— Begin Entries provided —
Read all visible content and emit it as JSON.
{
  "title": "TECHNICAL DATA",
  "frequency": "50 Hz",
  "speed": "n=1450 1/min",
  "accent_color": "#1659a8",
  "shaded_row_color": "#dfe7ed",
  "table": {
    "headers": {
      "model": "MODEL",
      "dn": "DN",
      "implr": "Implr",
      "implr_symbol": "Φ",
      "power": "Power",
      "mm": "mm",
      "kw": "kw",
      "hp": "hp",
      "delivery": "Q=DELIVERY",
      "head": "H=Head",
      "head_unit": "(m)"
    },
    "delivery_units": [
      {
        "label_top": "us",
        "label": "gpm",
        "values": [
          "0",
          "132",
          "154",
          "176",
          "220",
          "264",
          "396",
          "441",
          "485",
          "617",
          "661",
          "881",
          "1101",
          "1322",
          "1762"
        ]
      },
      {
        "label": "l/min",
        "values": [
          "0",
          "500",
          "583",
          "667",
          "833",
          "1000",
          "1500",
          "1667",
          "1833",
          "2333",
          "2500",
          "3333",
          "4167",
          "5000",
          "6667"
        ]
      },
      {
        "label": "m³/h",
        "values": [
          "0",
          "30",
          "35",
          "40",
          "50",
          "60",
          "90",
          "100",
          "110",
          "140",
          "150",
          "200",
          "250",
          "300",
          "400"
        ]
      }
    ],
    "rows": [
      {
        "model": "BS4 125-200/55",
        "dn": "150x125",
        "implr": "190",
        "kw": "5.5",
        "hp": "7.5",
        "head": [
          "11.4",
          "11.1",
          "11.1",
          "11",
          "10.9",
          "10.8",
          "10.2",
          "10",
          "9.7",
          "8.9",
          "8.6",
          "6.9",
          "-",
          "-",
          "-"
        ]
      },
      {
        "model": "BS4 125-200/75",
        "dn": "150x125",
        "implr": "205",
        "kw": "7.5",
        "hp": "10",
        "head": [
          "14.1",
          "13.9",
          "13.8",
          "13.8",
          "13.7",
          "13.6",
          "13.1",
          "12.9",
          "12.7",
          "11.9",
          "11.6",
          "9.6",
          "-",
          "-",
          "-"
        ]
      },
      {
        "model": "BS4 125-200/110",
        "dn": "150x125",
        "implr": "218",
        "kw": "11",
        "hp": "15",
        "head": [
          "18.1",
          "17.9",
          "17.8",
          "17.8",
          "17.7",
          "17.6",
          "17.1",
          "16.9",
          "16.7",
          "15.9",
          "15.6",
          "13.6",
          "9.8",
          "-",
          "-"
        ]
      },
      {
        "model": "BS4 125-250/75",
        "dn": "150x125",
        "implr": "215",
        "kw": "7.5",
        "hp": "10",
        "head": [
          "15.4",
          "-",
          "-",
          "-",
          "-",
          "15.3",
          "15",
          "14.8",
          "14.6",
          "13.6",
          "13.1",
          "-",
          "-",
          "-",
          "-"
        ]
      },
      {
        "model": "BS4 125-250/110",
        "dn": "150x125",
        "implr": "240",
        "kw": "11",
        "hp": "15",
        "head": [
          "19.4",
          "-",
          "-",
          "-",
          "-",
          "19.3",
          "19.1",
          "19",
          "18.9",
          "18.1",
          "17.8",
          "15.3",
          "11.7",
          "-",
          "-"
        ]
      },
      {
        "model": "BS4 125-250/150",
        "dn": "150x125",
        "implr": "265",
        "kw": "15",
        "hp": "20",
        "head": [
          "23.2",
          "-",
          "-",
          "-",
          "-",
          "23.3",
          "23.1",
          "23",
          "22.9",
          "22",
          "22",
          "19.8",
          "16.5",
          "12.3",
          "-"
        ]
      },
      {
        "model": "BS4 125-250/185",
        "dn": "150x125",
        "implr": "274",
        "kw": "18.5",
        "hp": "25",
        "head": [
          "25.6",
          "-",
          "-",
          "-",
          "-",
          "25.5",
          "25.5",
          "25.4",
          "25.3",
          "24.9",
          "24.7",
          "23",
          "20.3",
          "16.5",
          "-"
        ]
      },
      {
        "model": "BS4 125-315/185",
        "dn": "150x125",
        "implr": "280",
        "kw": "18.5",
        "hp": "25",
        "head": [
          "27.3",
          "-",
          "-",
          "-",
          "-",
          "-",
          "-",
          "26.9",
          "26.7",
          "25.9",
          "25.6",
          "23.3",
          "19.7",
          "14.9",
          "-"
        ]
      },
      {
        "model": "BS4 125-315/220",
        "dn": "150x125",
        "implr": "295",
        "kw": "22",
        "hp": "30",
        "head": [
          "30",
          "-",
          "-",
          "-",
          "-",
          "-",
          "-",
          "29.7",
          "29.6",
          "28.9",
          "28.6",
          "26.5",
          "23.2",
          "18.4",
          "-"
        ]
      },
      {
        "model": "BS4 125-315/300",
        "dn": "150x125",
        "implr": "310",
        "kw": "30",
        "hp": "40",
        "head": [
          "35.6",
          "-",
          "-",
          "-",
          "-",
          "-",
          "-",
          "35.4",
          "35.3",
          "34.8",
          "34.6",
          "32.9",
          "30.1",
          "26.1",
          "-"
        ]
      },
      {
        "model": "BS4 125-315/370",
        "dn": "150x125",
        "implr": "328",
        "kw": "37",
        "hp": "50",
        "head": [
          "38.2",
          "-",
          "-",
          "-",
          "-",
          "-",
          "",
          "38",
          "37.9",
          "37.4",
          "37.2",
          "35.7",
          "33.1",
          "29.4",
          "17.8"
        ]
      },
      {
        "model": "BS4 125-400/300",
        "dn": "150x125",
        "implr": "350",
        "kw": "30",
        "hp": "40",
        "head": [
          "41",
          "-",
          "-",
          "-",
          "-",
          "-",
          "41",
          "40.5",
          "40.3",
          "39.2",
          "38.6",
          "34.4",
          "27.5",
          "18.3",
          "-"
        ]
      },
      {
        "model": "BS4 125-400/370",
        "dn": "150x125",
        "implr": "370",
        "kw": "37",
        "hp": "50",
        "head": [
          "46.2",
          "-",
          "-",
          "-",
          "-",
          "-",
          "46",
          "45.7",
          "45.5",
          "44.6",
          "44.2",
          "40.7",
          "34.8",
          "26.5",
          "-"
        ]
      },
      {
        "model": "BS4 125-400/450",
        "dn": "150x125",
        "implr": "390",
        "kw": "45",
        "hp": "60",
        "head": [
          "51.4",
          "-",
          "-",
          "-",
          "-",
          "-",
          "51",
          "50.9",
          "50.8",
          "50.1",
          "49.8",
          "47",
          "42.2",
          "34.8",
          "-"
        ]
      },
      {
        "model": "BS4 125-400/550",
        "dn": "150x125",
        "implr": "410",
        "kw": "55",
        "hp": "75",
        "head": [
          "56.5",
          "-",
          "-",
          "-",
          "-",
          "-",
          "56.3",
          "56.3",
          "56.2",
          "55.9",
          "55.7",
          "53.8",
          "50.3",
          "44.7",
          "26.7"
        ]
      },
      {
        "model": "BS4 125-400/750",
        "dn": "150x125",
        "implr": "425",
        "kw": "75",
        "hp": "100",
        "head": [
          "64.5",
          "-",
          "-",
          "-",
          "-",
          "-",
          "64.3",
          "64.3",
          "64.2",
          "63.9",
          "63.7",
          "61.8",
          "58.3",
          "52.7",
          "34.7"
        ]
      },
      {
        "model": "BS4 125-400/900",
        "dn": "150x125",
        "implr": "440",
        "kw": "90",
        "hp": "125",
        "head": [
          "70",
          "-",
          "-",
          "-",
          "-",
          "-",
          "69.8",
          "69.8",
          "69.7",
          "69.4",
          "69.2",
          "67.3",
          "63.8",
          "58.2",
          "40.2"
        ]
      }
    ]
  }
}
— End Entries provided —
## Given request
Quote all of the entries verbatim.

## Task result
Read all visible content and emit it as JSON.
{
  "title": "TECHNICAL DATA",
  "frequency": "50 Hz",
  "speed": "n=1450 1/min",
  "accent_color": "#1659a8",
  "shaded_row_color": "#dfe7ed",
  "table": {
    "headers": {
      "model": "MODEL",
      "dn": "DN",
      "implr": "Implr",
      "implr_symbol": "Φ",
      "power": "Power",
      "mm": "mm",
      "kw": "kw",
      "hp": "hp",
      "delivery": "Q=DELIVERY",
      "head": "H=Head",
      "head_unit": "(m)"
    },
    "delivery_units": [
      {
        "label_top": "us",
        "label": "gpm",
        "values": [
          "0",
          "132",
          "154",
          "176",
          "220",
          "264",
          "396",
          "441",
          "485",
          "617",
          "661",
          "881",
          "1101",
          "1322",
          "1762"
        ]
      },
      {
        "label": "l/min",
        "values": [
          "0",
          "500",
          "583",
          "667",
          "833",
          "1000",
          "1500",
          "1667",
          "1833",
          "2333",
          "2500",
          "3333",
          "4167",
          "5000",
          "6667"
        ]
      },
      {
        "label": "m³/h",
        "values": [
          "0",
          "30",
          "35",
          "40",
          "50",
          "60",
          "90",
          "100",
          "110",
          "140",
          "150",
          "200",
          "250",
          "300",
          "400"
        ]
      }
    ],
    "rows": [
      {
        "model": "BS4 125-200/55",
        "dn": "150x125",
        "implr": "190",
        "kw": "5.5",
        "hp": "7.5",
        "head": [
          "11.4",
          "11.1",
          "11.1",
          "11",
          "10.9",
          "10.8",
          "10.2",
          "10",
          "9.7",
          "8.9",
          "8.6",
          "6.9",
          "-",
          "-",
          "-"
        ]
      },
      {
        "model": "BS4 125-200/75",
        "dn": "150x125",
        "implr": "205",
        "kw": "7.5",
        "hp": "10",
        "head": [
          "14.1",
          "13.9",
          "13.8",
          "13.8",
          "13.7",
          "13.6",
          "13.1",
          "12.9",
          "12.7",
          "11.9",
          "11.6",
          "9.6",
          "-",
          "-",
          "-"
        ]
      },
      {
        "model": "BS4 125-200/110",
        "dn": "150x125",
        "implr": "218",
        "kw": "11",
        "hp": "15",
        "head": [
          "18.1",
          "17.9",
          "17.8",
          "17.8",
          "17.7",
          "17.6",
          "17.1",
          "16.9",
          "16.7",
          "15.9",
          "15.6",
          "13.6",
          "9.8",
          "-",
          "-"
        ]
      },
      {
        "model": "BS4 125-250/75",
        "dn": "150x125",
        "implr": "215",
        "kw": "7.5",
        "hp": "10",
        "head": [
          "15.4",
          "-",
          "-",
          "-",
          "-",
          "15.3",
          "15",
          "14.8",
          "14.6",
          "13.6",
          "13.1",
          "-",
          "-",
          "-",
          "-"
        ]
      },
      {
        "model": "BS4 125-250/110",
        "dn": "150x125",
        "implr": "240",
        "kw": "11",
        "hp": "15",
        "head": [
          "19.4",
          "-",
          "-",
          "-",
          "-",
          "19.3",
          "19.1",
          "19",
          "18.9",
          "18.1",
          "17.8",
          "15.3",
          "11.7",
          "-",
          "-"
        ]
      },
      {
        "model": "BS4 125-250/150",
        "dn": "150x125",
        "implr": "265",
        "kw": "15",
        "hp": "20",
        "head": [
          "23.2",
          "-",
          "-",
          "-",
          "-",
          "23.3",
          "23.1",
          "23",
          "22.9",
          "22",
          "22",
          "19.8",
          "16.5",
          "12.3",
          "-"
        ]
      },
      {
        "model": "BS4 125-250/185",
        "dn": "150x125",
        "implr": "274",
        "kw": "18.5",
        "hp": "25",
        "head": [
          "25.6",
          "-",
          "-",
          "-",
          "-",
          "25.5",
          "25.5",
          "25.4",
          "25.3",
          "24.9",
          "24.7",
          "23",
          "20.3",
          "16.5",
          "-"
        ]
      },
      {
        "model": "BS4 125-315/185",
        "dn": "150x125",
        "implr": "280",
        "kw": "18.5",
        "hp": "25",
        "head": [
          "27.3",
          "-",
          "-",
          "-",
          "-",
          "-",
          "-",
          "26.9",
          "26.7",
          "25.9",
          "25.6",
          "23.3",
          "19.7",
          "14.9",
          "-"
        ]
      },
      {
        "model": "BS4 125-315/220",
        "dn": "150x125",
        "implr": "295",
        "kw": "22",
        "hp": "30",
        "head": [
          "30",
          "-",
          "-",
          "-",
          "-",
          "-",
          "-",
          "29.7",
          "29.6",
          "28.9",
          "28.6",
          "26.5",
          "23.2",
          "18.4",
          "-"
        ]
      },
      {
        "model": "BS4 125-315/300",
        "dn": "150x125",
        "implr": "310",
        "kw": "30",
        "hp": "40",
        "head": [
          "35.6",
          "-",
          "-",
          "-",
          "-",
          "-",
          "-",
          "35.4",
          "35.3",
          "34.8",
          "34.6",
          "32.9",
          "30.1",
          "26.1",
          "-"
        ]
      },
      {
        "model": "BS4 125-315/370",
        "dn": "150x125",
        "implr": "328",
        "kw": "37",
        "hp": "50",
        "head": [
          "38.2",
          "-",
          "-",
          "-",
          "-",
          "-",
          "",
          "38",
          "37.9",
          "37.4",
          "37.2",
          "35.7",
          "33.1",
          "29.4",
          "17.8"
        ]
      },
      {
        "model": "BS4 125-400/300",
        "dn": "150x125",
        "implr": "350",
        "kw": "30",
        "hp": "40",
        "head": [
          "41",
          "-",
          "-",
          "-",
          "-",
          "-",
          "41",
          "40.5",
          "40.3",
          "39.2",
          "38.6",
          "34.4",
          "27.5",
          "18.3",
          "-"
        ]
      },
      {
        "model": "BS4 125-400/370",
        "dn": "150x125",
        "implr": "370",
        "kw": "37",
        "hp": "50",
        "head": [
          "46.2",
          "-",
          "-",
          "-",
          "-",
          "-",
          "46",
          "45.7",
          "45.5",
          "44.6",
          "44.2",
          "40.7",
          "34.8",
          "26.5",
          "-"
        ]
      },
      {
        "model": "BS4 125-400/450",
        "dn": "150x125",
        "implr": "390",
        "kw": "45",
        "hp": "60",
        "head": [
          "51.4",
          "-",
          "-",
          "-",
          "-",
          "-",
          "51",
          "50.9",
          "50.8",
          "50.1",
          "49.8",
          "47",
          "42.2",
          "34.8",
          "-"
        ]
      },
      {
        "model": "BS4 125-400/550",
        "dn": "150x125",
        "implr": "410",
        "kw": "55",
        "hp": "75",
        "head": [
          "56.5",
          "-",
          "-",
          "-",
          "-",
          "-",
          "56.3",
          "56.3",
          "56.2",
          "55.9",
          "55.7",
          "53.8",
          "50.3",
          "44.7",
          "26.7"
        ]
      },
      {
        "model": "BS4 125-400/750",
        "dn": "150x125",
        "implr": "425",
        "kw": "75",
        "hp": "100",
        "head": [
          "64.5",
          "-",
          "-",
          "-",
          "-",
          "-",
          "64.3",
          "64.3",
          "64.2",
          "63.9",
          "63.7",
          "61.8",
          "58.3",
          "52.7",
          "34.7"
        ]
      },
      {
        "model": "BS4 125-400/900",
        "dn": "150x125",
        "implr": "440",
        "kw": "90",
        "hp": "125",
        "head": [
          "70",
          "-",
          "-",
          "-",
          "-",
          "-",
          "69.8",
          "69.8",
          "69.7",
          "69.4",
          "69.2",
          "67.3",
          "63.8",
          "58.2",
          "40.2"
        ]
      }
    ]
  }
}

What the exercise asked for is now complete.